* Requirements *
Drop every picture, then transcribe the remaining data exactly.

-- start of Supplied records --

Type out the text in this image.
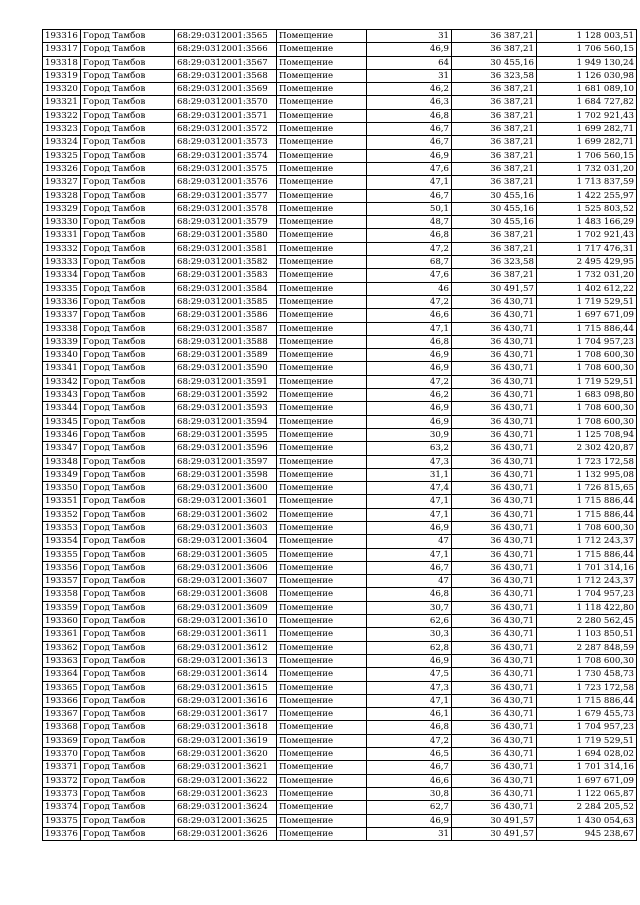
193316	Город Тамбов	68:29:0312001:3565	Помещение	31	36 387,21	1 128 003,51
193317	Город Тамбов	68:29:0312001:3566	Помещение	46,9	36 387,21	1 706 560,15
193318	Город Тамбов	68:29:0312001:3567	Помещение	64	30 455,16	1 949 130,24
193319	Город Тамбов	68:29:0312001:3568	Помещение	31	36 323,58	1 126 030,98
193320	Город Тамбов	68:29:0312001:3569	Помещение	46,2	36 387,21	1 681 089,10
193321	Город Тамбов	68:29:0312001:3570	Помещение	46,3	36 387,21	1 684 727,82
193322	Город Тамбов	68:29:0312001:3571	Помещение	46,8	36 387,21	1 702 921,43
193323	Город Тамбов	68:29:0312001:3572	Помещение	46,7	36 387,21	1 699 282,71
193324	Город Тамбов	68:29:0312001:3573	Помещение	46,7	36 387,21	1 699 282,71
193325	Город Тамбов	68:29:0312001:3574	Помещение	46,9	36 387,21	1 706 560,15
193326	Город Тамбов	68:29:0312001:3575	Помещение	47,6	36 387,21	1 732 031,20
193327	Город Тамбов	68:29:0312001:3576	Помещение	47,1	36 387,21	1 713 837,59
193328	Город Тамбов	68:29:0312001:3577	Помещение	46,7	30 455,16	1 422 255,97
193329	Город Тамбов	68:29:0312001:3578	Помещение	50,1	30 455,16	1 525 803,52
193330	Город Тамбов	68:29:0312001:3579	Помещение	48,7	30 455,16	1 483 166,29
193331	Город Тамбов	68:29:0312001:3580	Помещение	46,8	36 387,21	1 702 921,43
193332	Город Тамбов	68:29:0312001:3581	Помещение	47,2	36 387,21	1 717 476,31
193333	Город Тамбов	68:29:0312001:3582	Помещение	68,7	36 323,58	2 495 429,95
193334	Город Тамбов	68:29:0312001:3583	Помещение	47,6	36 387,21	1 732 031,20
193335	Город Тамбов	68:29:0312001:3584	Помещение	46	30 491,57	1 402 612,22
193336	Город Тамбов	68:29:0312001:3585	Помещение	47,2	36 430,71	1 719 529,51
193337	Город Тамбов	68:29:0312001:3586	Помещение	46,6	36 430,71	1 697 671,09
193338	Город Тамбов	68:29:0312001:3587	Помещение	47,1	36 430,71	1 715 886,44
193339	Город Тамбов	68:29:0312001:3588	Помещение	46,8	36 430,71	1 704 957,23
193340	Город Тамбов	68:29:0312001:3589	Помещение	46,9	36 430,71	1 708 600,30
193341	Город Тамбов	68:29:0312001:3590	Помещение	46,9	36 430,71	1 708 600,30
193342	Город Тамбов	68:29:0312001:3591	Помещение	47,2	36 430,71	1 719 529,51
193343	Город Тамбов	68:29:0312001:3592	Помещение	46,2	36 430,71	1 683 098,80
193344	Город Тамбов	68:29:0312001:3593	Помещение	46,9	36 430,71	1 708 600,30
193345	Город Тамбов	68:29:0312001:3594	Помещение	46,9	36 430,71	1 708 600,30
193346	Город Тамбов	68:29:0312001:3595	Помещение	30,9	36 430,71	1 125 708,94
193347	Город Тамбов	68:29:0312001:3596	Помещение	63,2	36 430,71	2 302 420,87
193348	Город Тамбов	68:29:0312001:3597	Помещение	47,3	36 430,71	1 723 172,58
193349	Город Тамбов	68:29:0312001:3598	Помещение	31,1	36 430,71	1 132 995,08
193350	Город Тамбов	68:29:0312001:3600	Помещение	47,4	36 430,71	1 726 815,65
193351	Город Тамбов	68:29:0312001:3601	Помещение	47,1	36 430,71	1 715 886,44
193352	Город Тамбов	68:29:0312001:3602	Помещение	47,1	36 430,71	1 715 886,44
193353	Город Тамбов	68:29:0312001:3603	Помещение	46,9	36 430,71	1 708 600,30
193354	Город Тамбов	68:29:0312001:3604	Помещение	47	36 430,71	1 712 243,37
193355	Город Тамбов	68:29:0312001:3605	Помещение	47,1	36 430,71	1 715 886,44
193356	Город Тамбов	68:29:0312001:3606	Помещение	46,7	36 430,71	1 701 314,16
193357	Город Тамбов	68:29:0312001:3607	Помещение	47	36 430,71	1 712 243,37
193358	Город Тамбов	68:29:0312001:3608	Помещение	46,8	36 430,71	1 704 957,23
193359	Город Тамбов	68:29:0312001:3609	Помещение	30,7	36 430,71	1 118 422,80
193360	Город Тамбов	68:29:0312001:3610	Помещение	62,6	36 430,71	2 280 562,45
193361	Город Тамбов	68:29:0312001:3611	Помещение	30,3	36 430,71	1 103 850,51
193362	Город Тамбов	68:29:0312001:3612	Помещение	62,8	36 430,71	2 287 848,59
193363	Город Тамбов	68:29:0312001:3613	Помещение	46,9	36 430,71	1 708 600,30
193364	Город Тамбов	68:29:0312001:3614	Помещение	47,5	36 430,71	1 730 458,73
193365	Город Тамбов	68:29:0312001:3615	Помещение	47,3	36 430,71	1 723 172,58
193366	Город Тамбов	68:29:0312001:3616	Помещение	47,1	36 430,71	1 715 886,44
193367	Город Тамбов	68:29:0312001:3617	Помещение	46,1	36 430,71	1 679 455,73
193368	Город Тамбов	68:29:0312001:3618	Помещение	46,8	36 430,71	1 704 957,23
193369	Город Тамбов	68:29:0312001:3619	Помещение	47,2	36 430,71	1 719 529,51
193370	Город Тамбов	68:29:0312001:3620	Помещение	46,5	36 430,71	1 694 028,02
193371	Город Тамбов	68:29:0312001:3621	Помещение	46,7	36 430,71	1 701 314,16
193372	Город Тамбов	68:29:0312001:3622	Помещение	46,6	36 430,71	1 697 671,09
193373	Город Тамбов	68:29:0312001:3623	Помещение	30,8	36 430,71	1 122 065,87
193374	Город Тамбов	68:29:0312001:3624	Помещение	62,7	36 430,71	2 284 205,52
193375	Город Тамбов	68:29:0312001:3625	Помещение	46,9	30 491,57	1 430 054,63
193376	Город Тамбов	68:29:0312001:3626	Помещение	31	30 491,57	945 238,67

-- end of Supplied records --

* Full response *
Type out the text in this image.
193316	Город Тамбов	68:29:0312001:3565	Помещение	31	36 387,21	1 128 003,51
193317	Город Тамбов	68:29:0312001:3566	Помещение	46,9	36 387,21	1 706 560,15
193318	Город Тамбов	68:29:0312001:3567	Помещение	64	30 455,16	1 949 130,24
193319	Город Тамбов	68:29:0312001:3568	Помещение	31	36 323,58	1 126 030,98
193320	Город Тамбов	68:29:0312001:3569	Помещение	46,2	36 387,21	1 681 089,10
193321	Город Тамбов	68:29:0312001:3570	Помещение	46,3	36 387,21	1 684 727,82
193322	Город Тамбов	68:29:0312001:3571	Помещение	46,8	36 387,21	1 702 921,43
193323	Город Тамбов	68:29:0312001:3572	Помещение	46,7	36 387,21	1 699 282,71
193324	Город Тамбов	68:29:0312001:3573	Помещение	46,7	36 387,21	1 699 282,71
193325	Город Тамбов	68:29:0312001:3574	Помещение	46,9	36 387,21	1 706 560,15
193326	Город Тамбов	68:29:0312001:3575	Помещение	47,6	36 387,21	1 732 031,20
193327	Город Тамбов	68:29:0312001:3576	Помещение	47,1	36 387,21	1 713 837,59
193328	Город Тамбов	68:29:0312001:3577	Помещение	46,7	30 455,16	1 422 255,97
193329	Город Тамбов	68:29:0312001:3578	Помещение	50,1	30 455,16	1 525 803,52
193330	Город Тамбов	68:29:0312001:3579	Помещение	48,7	30 455,16	1 483 166,29
193331	Город Тамбов	68:29:0312001:3580	Помещение	46,8	36 387,21	1 702 921,43
193332	Город Тамбов	68:29:0312001:3581	Помещение	47,2	36 387,21	1 717 476,31
193333	Город Тамбов	68:29:0312001:3582	Помещение	68,7	36 323,58	2 495 429,95
193334	Город Тамбов	68:29:0312001:3583	Помещение	47,6	36 387,21	1 732 031,20
193335	Город Тамбов	68:29:0312001:3584	Помещение	46	30 491,57	1 402 612,22
193336	Город Тамбов	68:29:0312001:3585	Помещение	47,2	36 430,71	1 719 529,51
193337	Город Тамбов	68:29:0312001:3586	Помещение	46,6	36 430,71	1 697 671,09
193338	Город Тамбов	68:29:0312001:3587	Помещение	47,1	36 430,71	1 715 886,44
193339	Город Тамбов	68:29:0312001:3588	Помещение	46,8	36 430,71	1 704 957,23
193340	Город Тамбов	68:29:0312001:3589	Помещение	46,9	36 430,71	1 708 600,30
193341	Город Тамбов	68:29:0312001:3590	Помещение	46,9	36 430,71	1 708 600,30
193342	Город Тамбов	68:29:0312001:3591	Помещение	47,2	36 430,71	1 719 529,51
193343	Город Тамбов	68:29:0312001:3592	Помещение	46,2	36 430,71	1 683 098,80
193344	Город Тамбов	68:29:0312001:3593	Помещение	46,9	36 430,71	1 708 600,30
193345	Город Тамбов	68:29:0312001:3594	Помещение	46,9	36 430,71	1 708 600,30
193346	Город Тамбов	68:29:0312001:3595	Помещение	30,9	36 430,71	1 125 708,94
193347	Город Тамбов	68:29:0312001:3596	Помещение	63,2	36 430,71	2 302 420,87
193348	Город Тамбов	68:29:0312001:3597	Помещение	47,3	36 430,71	1 723 172,58
193349	Город Тамбов	68:29:0312001:3598	Помещение	31,1	36 430,71	1 132 995,08
193350	Город Тамбов	68:29:0312001:3600	Помещение	47,4	36 430,71	1 726 815,65
193351	Город Тамбов	68:29:0312001:3601	Помещение	47,1	36 430,71	1 715 886,44
193352	Город Тамбов	68:29:0312001:3602	Помещение	47,1	36 430,71	1 715 886,44
193353	Город Тамбов	68:29:0312001:3603	Помещение	46,9	36 430,71	1 708 600,30
193354	Город Тамбов	68:29:0312001:3604	Помещение	47	36 430,71	1 712 243,37
193355	Город Тамбов	68:29:0312001:3605	Помещение	47,1	36 430,71	1 715 886,44
193356	Город Тамбов	68:29:0312001:3606	Помещение	46,7	36 430,71	1 701 314,16
193357	Город Тамбов	68:29:0312001:3607	Помещение	47	36 430,71	1 712 243,37
193358	Город Тамбов	68:29:0312001:3608	Помещение	46,8	36 430,71	1 704 957,23
193359	Город Тамбов	68:29:0312001:3609	Помещение	30,7	36 430,71	1 118 422,80
193360	Город Тамбов	68:29:0312001:3610	Помещение	62,6	36 430,71	2 280 562,45
193361	Город Тамбов	68:29:0312001:3611	Помещение	30,3	36 430,71	1 103 850,51
193362	Город Тамбов	68:29:0312001:3612	Помещение	62,8	36 430,71	2 287 848,59
193363	Город Тамбов	68:29:0312001:3613	Помещение	46,9	36 430,71	1 708 600,30
193364	Город Тамбов	68:29:0312001:3614	Помещение	47,5	36 430,71	1 730 458,73
193365	Город Тамбов	68:29:0312001:3615	Помещение	47,3	36 430,71	1 723 172,58
193366	Город Тамбов	68:29:0312001:3616	Помещение	47,1	36 430,71	1 715 886,44
193367	Город Тамбов	68:29:0312001:3617	Помещение	46,1	36 430,71	1 679 455,73
193368	Город Тамбов	68:29:0312001:3618	Помещение	46,8	36 430,71	1 704 957,23
193369	Город Тамбов	68:29:0312001:3619	Помещение	47,2	36 430,71	1 719 529,51
193370	Город Тамбов	68:29:0312001:3620	Помещение	46,5	36 430,71	1 694 028,02
193371	Город Тамбов	68:29:0312001:3621	Помещение	46,7	36 430,71	1 701 314,16
193372	Город Тамбов	68:29:0312001:3622	Помещение	46,6	36 430,71	1 697 671,09
193373	Город Тамбов	68:29:0312001:3623	Помещение	30,8	36 430,71	1 122 065,87
193374	Город Тамбов	68:29:0312001:3624	Помещение	62,7	36 430,71	2 284 205,52
193375	Город Тамбов	68:29:0312001:3625	Помещение	46,9	30 491,57	1 430 054,63
193376	Город Тамбов	68:29:0312001:3626	Помещение	31	30 491,57	945 238,67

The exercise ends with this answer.